» What is being asked
Return all of the entries exactly as written.

[Stored records]

— Start —

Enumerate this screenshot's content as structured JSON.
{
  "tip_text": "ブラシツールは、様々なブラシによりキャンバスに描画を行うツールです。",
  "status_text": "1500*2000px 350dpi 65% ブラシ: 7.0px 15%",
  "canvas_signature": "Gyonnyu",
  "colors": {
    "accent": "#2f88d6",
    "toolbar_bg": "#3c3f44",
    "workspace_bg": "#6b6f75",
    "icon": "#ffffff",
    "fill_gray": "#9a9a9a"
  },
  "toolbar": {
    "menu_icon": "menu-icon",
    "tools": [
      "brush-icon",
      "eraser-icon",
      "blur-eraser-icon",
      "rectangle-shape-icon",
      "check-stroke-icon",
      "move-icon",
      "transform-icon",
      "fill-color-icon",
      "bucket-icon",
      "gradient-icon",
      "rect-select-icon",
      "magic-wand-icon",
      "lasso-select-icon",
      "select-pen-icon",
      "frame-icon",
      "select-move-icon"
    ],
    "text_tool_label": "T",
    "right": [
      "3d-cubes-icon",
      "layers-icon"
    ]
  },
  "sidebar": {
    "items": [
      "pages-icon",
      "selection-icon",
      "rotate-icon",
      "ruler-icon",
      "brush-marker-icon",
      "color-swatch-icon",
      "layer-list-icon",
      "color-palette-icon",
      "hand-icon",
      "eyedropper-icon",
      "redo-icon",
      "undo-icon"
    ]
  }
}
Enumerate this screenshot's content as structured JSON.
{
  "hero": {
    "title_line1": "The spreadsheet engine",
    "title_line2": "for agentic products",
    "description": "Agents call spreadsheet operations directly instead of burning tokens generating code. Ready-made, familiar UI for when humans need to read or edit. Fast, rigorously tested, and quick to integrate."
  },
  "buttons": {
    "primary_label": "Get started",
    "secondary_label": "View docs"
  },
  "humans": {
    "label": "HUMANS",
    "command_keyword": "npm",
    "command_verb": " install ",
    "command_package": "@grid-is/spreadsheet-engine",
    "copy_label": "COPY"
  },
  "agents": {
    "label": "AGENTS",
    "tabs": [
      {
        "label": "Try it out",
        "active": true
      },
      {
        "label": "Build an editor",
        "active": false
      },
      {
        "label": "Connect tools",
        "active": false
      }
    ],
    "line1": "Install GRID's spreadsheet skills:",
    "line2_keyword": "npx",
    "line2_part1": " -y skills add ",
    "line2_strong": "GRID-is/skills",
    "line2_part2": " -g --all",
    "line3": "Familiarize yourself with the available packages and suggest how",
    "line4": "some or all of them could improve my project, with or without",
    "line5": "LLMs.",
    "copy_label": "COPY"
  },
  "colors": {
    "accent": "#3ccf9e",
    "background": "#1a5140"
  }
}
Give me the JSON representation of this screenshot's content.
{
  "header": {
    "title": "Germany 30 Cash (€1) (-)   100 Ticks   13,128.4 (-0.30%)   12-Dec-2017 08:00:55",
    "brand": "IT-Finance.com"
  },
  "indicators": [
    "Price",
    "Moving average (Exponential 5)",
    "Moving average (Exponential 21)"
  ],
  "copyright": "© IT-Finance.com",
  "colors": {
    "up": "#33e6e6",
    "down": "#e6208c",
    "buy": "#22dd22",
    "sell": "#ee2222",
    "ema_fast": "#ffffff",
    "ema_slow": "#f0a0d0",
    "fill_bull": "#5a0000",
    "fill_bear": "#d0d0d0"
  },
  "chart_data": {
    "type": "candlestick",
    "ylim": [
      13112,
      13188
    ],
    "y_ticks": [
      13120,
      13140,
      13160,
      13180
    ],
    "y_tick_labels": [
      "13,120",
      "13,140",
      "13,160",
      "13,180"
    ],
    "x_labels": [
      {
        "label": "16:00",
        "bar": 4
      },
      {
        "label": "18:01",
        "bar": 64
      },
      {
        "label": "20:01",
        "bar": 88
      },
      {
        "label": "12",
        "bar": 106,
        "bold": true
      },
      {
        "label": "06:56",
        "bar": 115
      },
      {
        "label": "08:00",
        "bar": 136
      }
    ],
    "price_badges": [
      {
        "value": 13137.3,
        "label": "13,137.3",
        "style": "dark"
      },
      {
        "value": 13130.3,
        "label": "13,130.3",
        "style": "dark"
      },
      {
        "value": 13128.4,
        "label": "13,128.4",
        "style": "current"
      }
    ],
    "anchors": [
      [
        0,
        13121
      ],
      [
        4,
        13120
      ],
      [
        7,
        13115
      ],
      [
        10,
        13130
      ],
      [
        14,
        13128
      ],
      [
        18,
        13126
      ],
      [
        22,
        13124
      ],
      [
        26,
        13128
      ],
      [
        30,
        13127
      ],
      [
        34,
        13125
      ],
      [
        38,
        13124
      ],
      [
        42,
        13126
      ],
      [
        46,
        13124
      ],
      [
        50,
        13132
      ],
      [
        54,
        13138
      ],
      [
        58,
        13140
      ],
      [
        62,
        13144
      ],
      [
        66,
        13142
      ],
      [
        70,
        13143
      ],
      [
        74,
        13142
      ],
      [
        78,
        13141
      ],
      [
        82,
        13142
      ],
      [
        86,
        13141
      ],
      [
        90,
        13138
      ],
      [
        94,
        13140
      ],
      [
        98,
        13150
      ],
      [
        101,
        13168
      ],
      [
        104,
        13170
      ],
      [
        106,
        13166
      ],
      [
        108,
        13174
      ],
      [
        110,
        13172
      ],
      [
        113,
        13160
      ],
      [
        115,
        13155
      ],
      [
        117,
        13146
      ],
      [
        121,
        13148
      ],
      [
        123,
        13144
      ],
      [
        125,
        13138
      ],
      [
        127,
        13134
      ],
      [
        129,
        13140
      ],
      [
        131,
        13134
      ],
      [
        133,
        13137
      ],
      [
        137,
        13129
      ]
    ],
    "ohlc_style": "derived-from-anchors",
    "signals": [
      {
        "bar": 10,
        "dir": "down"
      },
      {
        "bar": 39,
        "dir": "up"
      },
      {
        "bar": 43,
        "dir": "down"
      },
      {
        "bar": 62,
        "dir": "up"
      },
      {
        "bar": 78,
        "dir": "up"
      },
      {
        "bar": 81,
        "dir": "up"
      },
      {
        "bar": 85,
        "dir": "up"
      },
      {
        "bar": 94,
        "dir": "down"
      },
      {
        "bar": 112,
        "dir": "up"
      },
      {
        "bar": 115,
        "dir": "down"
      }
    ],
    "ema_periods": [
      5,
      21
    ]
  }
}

— End —

» Answer to the problem
Enumerate this screenshot's content as structured JSON.
{
  "tip_text": "ブラシツールは、様々なブラシによりキャンバスに描画を行うツールです。",
  "status_text": "1500*2000px 350dpi 65% ブラシ: 7.0px 15%",
  "canvas_signature": "Gyonnyu",
  "colors": {
    "accent": "#2f88d6",
    "toolbar_bg": "#3c3f44",
    "workspace_bg": "#6b6f75",
    "icon": "#ffffff",
    "fill_gray": "#9a9a9a"
  },
  "toolbar": {
    "menu_icon": "menu-icon",
    "tools": [
      "brush-icon",
      "eraser-icon",
      "blur-eraser-icon",
      "rectangle-shape-icon",
      "check-stroke-icon",
      "move-icon",
      "transform-icon",
      "fill-color-icon",
      "bucket-icon",
      "gradient-icon",
      "rect-select-icon",
      "magic-wand-icon",
      "lasso-select-icon",
      "select-pen-icon",
      "frame-icon",
      "select-move-icon"
    ],
    "text_tool_label": "T",
    "right": [
      "3d-cubes-icon",
      "layers-icon"
    ]
  },
  "sidebar": {
    "items": [
      "pages-icon",
      "selection-icon",
      "rotate-icon",
      "ruler-icon",
      "brush-marker-icon",
      "color-swatch-icon",
      "layer-list-icon",
      "color-palette-icon",
      "hand-icon",
      "eyedropper-icon",
      "redo-icon",
      "undo-icon"
    ]
  }
}
Enumerate this screenshot's content as structured JSON.
{
  "hero": {
    "title_line1": "The spreadsheet engine",
    "title_line2": "for agentic products",
    "description": "Agents call spreadsheet operations directly instead of burning tokens generating code. Ready-made, familiar UI for when humans need to read or edit. Fast, rigorously tested, and quick to integrate."
  },
  "buttons": {
    "primary_label": "Get started",
    "secondary_label": "View docs"
  },
  "humans": {
    "label": "HUMANS",
    "command_keyword": "npm",
    "command_verb": " install ",
    "command_package": "@grid-is/spreadsheet-engine",
    "copy_label": "COPY"
  },
  "agents": {
    "label": "AGENTS",
    "tabs": [
      {
        "label": "Try it out",
        "active": true
      },
      {
        "label": "Build an editor",
        "active": false
      },
      {
        "label": "Connect tools",
        "active": false
      }
    ],
    "line1": "Install GRID's spreadsheet skills:",
    "line2_keyword": "npx",
    "line2_part1": " -y skills add ",
    "line2_strong": "GRID-is/skills",
    "line2_part2": " -g --all",
    "line3": "Familiarize yourself with the available packages and suggest how",
    "line4": "some or all of them could improve my project, with or without",
    "line5": "LLMs.",
    "copy_label": "COPY"
  },
  "colors": {
    "accent": "#3ccf9e",
    "background": "#1a5140"
  }
}
Give me the JSON representation of this screenshot's content.
{
  "header": {
    "title": "Germany 30 Cash (€1) (-)   100 Ticks   13,128.4 (-0.30%)   12-Dec-2017 08:00:55",
    "brand": "IT-Finance.com"
  },
  "indicators": [
    "Price",
    "Moving average (Exponential 5)",
    "Moving average (Exponential 21)"
  ],
  "copyright": "© IT-Finance.com",
  "colors": {
    "up": "#33e6e6",
    "down": "#e6208c",
    "buy": "#22dd22",
    "sell": "#ee2222",
    "ema_fast": "#ffffff",
    "ema_slow": "#f0a0d0",
    "fill_bull": "#5a0000",
    "fill_bear": "#d0d0d0"
  },
  "chart_data": {
    "type": "candlestick",
    "ylim": [
      13112,
      13188
    ],
    "y_ticks": [
      13120,
      13140,
      13160,
      13180
    ],
    "y_tick_labels": [
      "13,120",
      "13,140",
      "13,160",
      "13,180"
    ],
    "x_labels": [
      {
        "label": "16:00",
        "bar": 4
      },
      {
        "label": "18:01",
        "bar": 64
      },
      {
        "label": "20:01",
        "bar": 88
      },
      {
        "label": "12",
        "bar": 106,
        "bold": true
      },
      {
        "label": "06:56",
        "bar": 115
      },
      {
        "label": "08:00",
        "bar": 136
      }
    ],
    "price_badges": [
      {
        "value": 13137.3,
        "label": "13,137.3",
        "style": "dark"
      },
      {
        "value": 13130.3,
        "label": "13,130.3",
        "style": "dark"
      },
      {
        "value": 13128.4,
        "label": "13,128.4",
        "style": "current"
      }
    ],
    "anchors": [
      [
        0,
        13121
      ],
      [
        4,
        13120
      ],
      [
        7,
        13115
      ],
      [
        10,
        13130
      ],
      [
        14,
        13128
      ],
      [
        18,
        13126
      ],
      [
        22,
        13124
      ],
      [
        26,
        13128
      ],
      [
        30,
        13127
      ],
      [
        34,
        13125
      ],
      [
        38,
        13124
      ],
      [
        42,
        13126
      ],
      [
        46,
        13124
      ],
      [
        50,
        13132
      ],
      [
        54,
        13138
      ],
      [
        58,
        13140
      ],
      [
        62,
        13144
      ],
      [
        66,
        13142
      ],
      [
        70,
        13143
      ],
      [
        74,
        13142
      ],
      [
        78,
        13141
      ],
      [
        82,
        13142
      ],
      [
        86,
        13141
      ],
      [
        90,
        13138
      ],
      [
        94,
        13140
      ],
      [
        98,
        13150
      ],
      [
        101,
        13168
      ],
      [
        104,
        13170
      ],
      [
        106,
        13166
      ],
      [
        108,
        13174
      ],
      [
        110,
        13172
      ],
      [
        113,
        13160
      ],
      [
        115,
        13155
      ],
      [
        117,
        13146
      ],
      [
        121,
        13148
      ],
      [
        123,
        13144
      ],
      [
        125,
        13138
      ],
      [
        127,
        13134
      ],
      [
        129,
        13140
      ],
      [
        131,
        13134
      ],
      [
        133,
        13137
      ],
      [
        137,
        13129
      ]
    ],
    "ohlc_style": "derived-from-anchors",
    "signals": [
      {
        "bar": 10,
        "dir": "down"
      },
      {
        "bar": 39,
        "dir": "up"
      },
      {
        "bar": 43,
        "dir": "down"
      },
      {
        "bar": 62,
        "dir": "up"
      },
      {
        "bar": 78,
        "dir": "up"
      },
      {
        "bar": 81,
        "dir": "up"
      },
      {
        "bar": 85,
        "dir": "up"
      },
      {
        "bar": 94,
        "dir": "down"
      },
      {
        "bar": 112,
        "dir": "up"
      },
      {
        "bar": 115,
        "dir": "down"
      }
    ],
    "ema_periods": [
      5,
      21
    ]
  }
}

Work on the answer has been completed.